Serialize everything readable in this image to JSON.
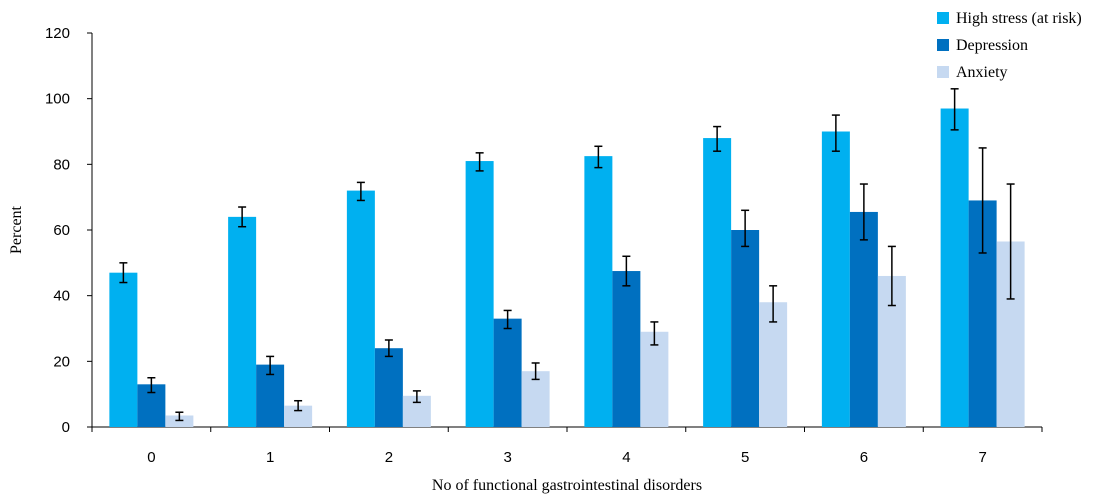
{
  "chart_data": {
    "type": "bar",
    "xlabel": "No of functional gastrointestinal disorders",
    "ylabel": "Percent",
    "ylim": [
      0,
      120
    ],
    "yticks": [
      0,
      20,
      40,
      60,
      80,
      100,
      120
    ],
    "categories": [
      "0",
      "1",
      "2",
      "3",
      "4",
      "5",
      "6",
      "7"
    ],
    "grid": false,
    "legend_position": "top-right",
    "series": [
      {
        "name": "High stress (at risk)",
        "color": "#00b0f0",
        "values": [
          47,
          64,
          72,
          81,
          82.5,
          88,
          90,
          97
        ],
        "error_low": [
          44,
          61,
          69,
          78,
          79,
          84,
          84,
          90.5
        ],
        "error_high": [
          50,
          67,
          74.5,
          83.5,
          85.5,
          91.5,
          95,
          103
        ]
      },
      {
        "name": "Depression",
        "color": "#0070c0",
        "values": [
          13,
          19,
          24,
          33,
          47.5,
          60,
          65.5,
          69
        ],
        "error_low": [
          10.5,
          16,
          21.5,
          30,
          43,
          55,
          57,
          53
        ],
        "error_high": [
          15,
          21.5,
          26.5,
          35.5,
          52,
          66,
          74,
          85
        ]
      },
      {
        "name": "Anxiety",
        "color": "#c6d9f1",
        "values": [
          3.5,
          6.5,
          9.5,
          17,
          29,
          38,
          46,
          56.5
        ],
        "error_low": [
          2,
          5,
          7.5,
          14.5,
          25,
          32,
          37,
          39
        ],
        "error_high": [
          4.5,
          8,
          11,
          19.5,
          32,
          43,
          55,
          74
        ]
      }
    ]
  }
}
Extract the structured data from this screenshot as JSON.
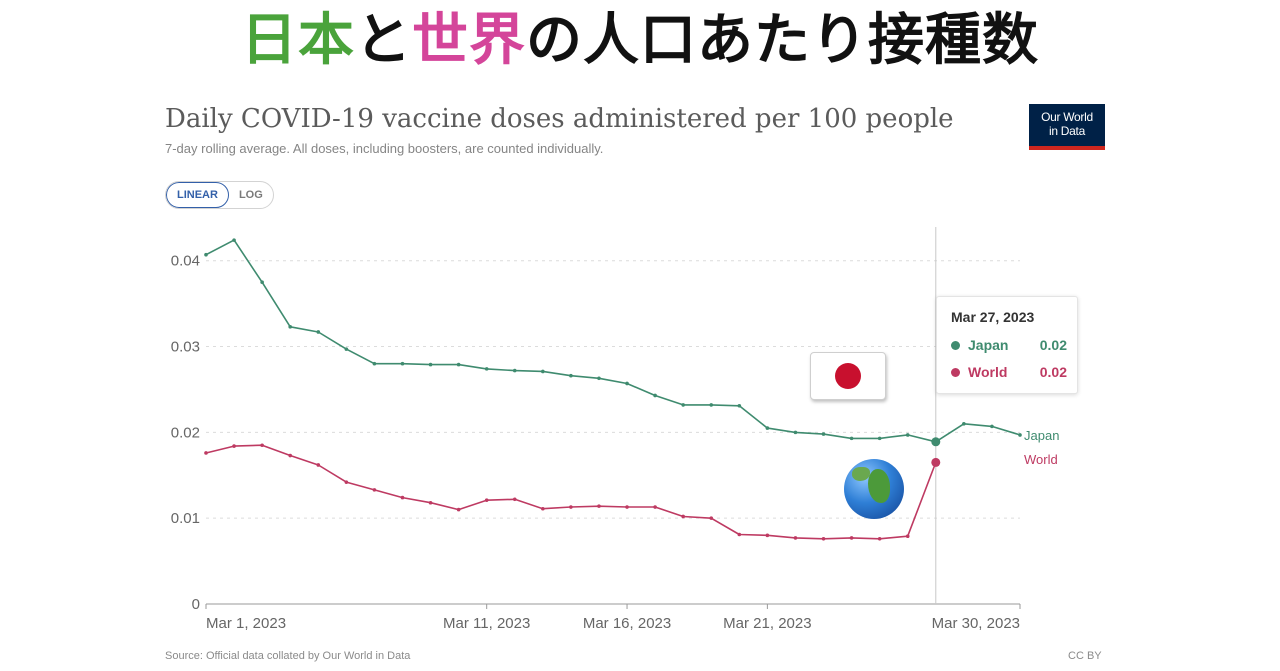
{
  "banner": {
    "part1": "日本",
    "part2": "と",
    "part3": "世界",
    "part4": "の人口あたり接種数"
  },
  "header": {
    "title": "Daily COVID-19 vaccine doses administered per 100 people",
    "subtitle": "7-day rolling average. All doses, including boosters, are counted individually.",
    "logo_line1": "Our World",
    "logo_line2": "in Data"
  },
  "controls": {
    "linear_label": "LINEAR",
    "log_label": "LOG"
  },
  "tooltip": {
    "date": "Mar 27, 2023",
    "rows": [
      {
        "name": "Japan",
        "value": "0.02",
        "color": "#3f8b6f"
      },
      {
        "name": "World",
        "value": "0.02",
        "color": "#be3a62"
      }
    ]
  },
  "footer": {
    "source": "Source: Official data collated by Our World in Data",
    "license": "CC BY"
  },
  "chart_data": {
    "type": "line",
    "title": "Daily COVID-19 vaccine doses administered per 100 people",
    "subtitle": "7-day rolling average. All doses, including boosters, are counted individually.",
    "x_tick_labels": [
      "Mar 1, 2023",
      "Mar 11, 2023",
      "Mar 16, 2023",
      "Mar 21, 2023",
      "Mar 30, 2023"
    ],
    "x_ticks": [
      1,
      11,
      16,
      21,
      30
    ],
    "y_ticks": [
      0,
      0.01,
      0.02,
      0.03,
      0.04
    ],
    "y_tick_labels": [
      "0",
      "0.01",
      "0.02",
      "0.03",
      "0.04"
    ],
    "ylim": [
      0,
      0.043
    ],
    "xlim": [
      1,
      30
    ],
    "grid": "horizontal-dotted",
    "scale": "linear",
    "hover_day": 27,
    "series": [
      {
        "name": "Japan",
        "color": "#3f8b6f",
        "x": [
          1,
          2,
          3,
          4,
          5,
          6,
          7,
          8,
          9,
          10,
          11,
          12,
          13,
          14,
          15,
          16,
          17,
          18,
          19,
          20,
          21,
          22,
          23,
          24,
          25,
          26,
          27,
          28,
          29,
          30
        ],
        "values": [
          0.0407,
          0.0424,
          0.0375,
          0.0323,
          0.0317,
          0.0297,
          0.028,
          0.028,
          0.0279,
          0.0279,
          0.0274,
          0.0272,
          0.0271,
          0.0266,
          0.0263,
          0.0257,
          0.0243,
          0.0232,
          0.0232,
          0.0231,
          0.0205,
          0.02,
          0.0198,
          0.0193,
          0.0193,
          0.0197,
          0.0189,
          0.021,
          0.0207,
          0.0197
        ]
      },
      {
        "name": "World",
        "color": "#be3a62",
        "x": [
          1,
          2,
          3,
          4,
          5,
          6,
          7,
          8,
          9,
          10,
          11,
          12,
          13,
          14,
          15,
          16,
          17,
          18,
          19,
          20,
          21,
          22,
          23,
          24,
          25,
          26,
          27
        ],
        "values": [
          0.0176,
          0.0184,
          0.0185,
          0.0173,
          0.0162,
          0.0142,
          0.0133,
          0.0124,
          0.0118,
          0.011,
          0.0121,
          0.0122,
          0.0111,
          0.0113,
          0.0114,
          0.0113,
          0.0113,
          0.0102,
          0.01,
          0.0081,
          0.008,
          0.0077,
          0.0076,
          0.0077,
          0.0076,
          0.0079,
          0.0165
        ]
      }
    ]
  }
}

::::::::::

DO THIS >> Make an exact copy of the data, leaving its pictures out.

ANSWER TO THE PROBLEM >>
Serialize everything readable in this image to JSON.
{
  "chart_data": {
    "type": "bar",
    "xlabel": "No of functional gastrointestinal disorders",
    "ylabel": "Percent",
    "ylim": [
      0,
      120
    ],
    "yticks": [
      0,
      20,
      40,
      60,
      80,
      100,
      120
    ],
    "categories": [
      "0",
      "1",
      "2",
      "3",
      "4",
      "5",
      "6",
      "7"
    ],
    "grid": false,
    "legend_position": "top-right",
    "series": [
      {
        "name": "High stress (at risk)",
        "color": "#00b0f0",
        "values": [
          47,
          64,
          72,
          81,
          82.5,
          88,
          90,
          97
        ],
        "error_low": [
          44,
          61,
          69,
          78,
          79,
          84,
          84,
          90.5
        ],
        "error_high": [
          50,
          67,
          74.5,
          83.5,
          85.5,
          91.5,
          95,
          103
        ]
      },
      {
        "name": "Depression",
        "color": "#0070c0",
        "values": [
          13,
          19,
          24,
          33,
          47.5,
          60,
          65.5,
          69
        ],
        "error_low": [
          10.5,
          16,
          21.5,
          30,
          43,
          55,
          57,
          53
        ],
        "error_high": [
          15,
          21.5,
          26.5,
          35.5,
          52,
          66,
          74,
          85
        ]
      },
      {
        "name": "Anxiety",
        "color": "#c6d9f1",
        "values": [
          3.5,
          6.5,
          9.5,
          17,
          29,
          38,
          46,
          56.5
        ],
        "error_low": [
          2,
          5,
          7.5,
          14.5,
          25,
          32,
          37,
          39
        ],
        "error_high": [
          4.5,
          8,
          11,
          19.5,
          32,
          43,
          55,
          74
        ]
      }
    ]
  }
}
Extract the structured data from this screenshot as JSON.
{
  "banner": {
    "part1": "日本",
    "part2": "と",
    "part3": "世界",
    "part4": "の人口あたり接種数"
  },
  "header": {
    "title": "Daily COVID-19 vaccine doses administered per 100 people",
    "subtitle": "7-day rolling average. All doses, including boosters, are counted individually.",
    "logo_line1": "Our World",
    "logo_line2": "in Data"
  },
  "controls": {
    "linear_label": "LINEAR",
    "log_label": "LOG"
  },
  "tooltip": {
    "date": "Mar 27, 2023",
    "rows": [
      {
        "name": "Japan",
        "value": "0.02",
        "color": "#3f8b6f"
      },
      {
        "name": "World",
        "value": "0.02",
        "color": "#be3a62"
      }
    ]
  },
  "footer": {
    "source": "Source: Official data collated by Our World in Data",
    "license": "CC BY"
  },
  "chart_data": {
    "type": "line",
    "title": "Daily COVID-19 vaccine doses administered per 100 people",
    "subtitle": "7-day rolling average. All doses, including boosters, are counted individually.",
    "x_tick_labels": [
      "Mar 1, 2023",
      "Mar 11, 2023",
      "Mar 16, 2023",
      "Mar 21, 2023",
      "Mar 30, 2023"
    ],
    "x_ticks": [
      1,
      11,
      16,
      21,
      30
    ],
    "y_ticks": [
      0,
      0.01,
      0.02,
      0.03,
      0.04
    ],
    "y_tick_labels": [
      "0",
      "0.01",
      "0.02",
      "0.03",
      "0.04"
    ],
    "ylim": [
      0,
      0.043
    ],
    "xlim": [
      1,
      30
    ],
    "grid": "horizontal-dotted",
    "scale": "linear",
    "hover_day": 27,
    "series": [
      {
        "name": "Japan",
        "color": "#3f8b6f",
        "x": [
          1,
          2,
          3,
          4,
          5,
          6,
          7,
          8,
          9,
          10,
          11,
          12,
          13,
          14,
          15,
          16,
          17,
          18,
          19,
          20,
          21,
          22,
          23,
          24,
          25,
          26,
          27,
          28,
          29,
          30
        ],
        "values": [
          0.0407,
          0.0424,
          0.0375,
          0.0323,
          0.0317,
          0.0297,
          0.028,
          0.028,
          0.0279,
          0.0279,
          0.0274,
          0.0272,
          0.0271,
          0.0266,
          0.0263,
          0.0257,
          0.0243,
          0.0232,
          0.0232,
          0.0231,
          0.0205,
          0.02,
          0.0198,
          0.0193,
          0.0193,
          0.0197,
          0.0189,
          0.021,
          0.0207,
          0.0197
        ]
      },
      {
        "name": "World",
        "color": "#be3a62",
        "x": [
          1,
          2,
          3,
          4,
          5,
          6,
          7,
          8,
          9,
          10,
          11,
          12,
          13,
          14,
          15,
          16,
          17,
          18,
          19,
          20,
          21,
          22,
          23,
          24,
          25,
          26,
          27
        ],
        "values": [
          0.0176,
          0.0184,
          0.0185,
          0.0173,
          0.0162,
          0.0142,
          0.0133,
          0.0124,
          0.0118,
          0.011,
          0.0121,
          0.0122,
          0.0111,
          0.0113,
          0.0114,
          0.0113,
          0.0113,
          0.0102,
          0.01,
          0.0081,
          0.008,
          0.0077,
          0.0076,
          0.0077,
          0.0076,
          0.0079,
          0.0165
        ]
      }
    ]
  }
}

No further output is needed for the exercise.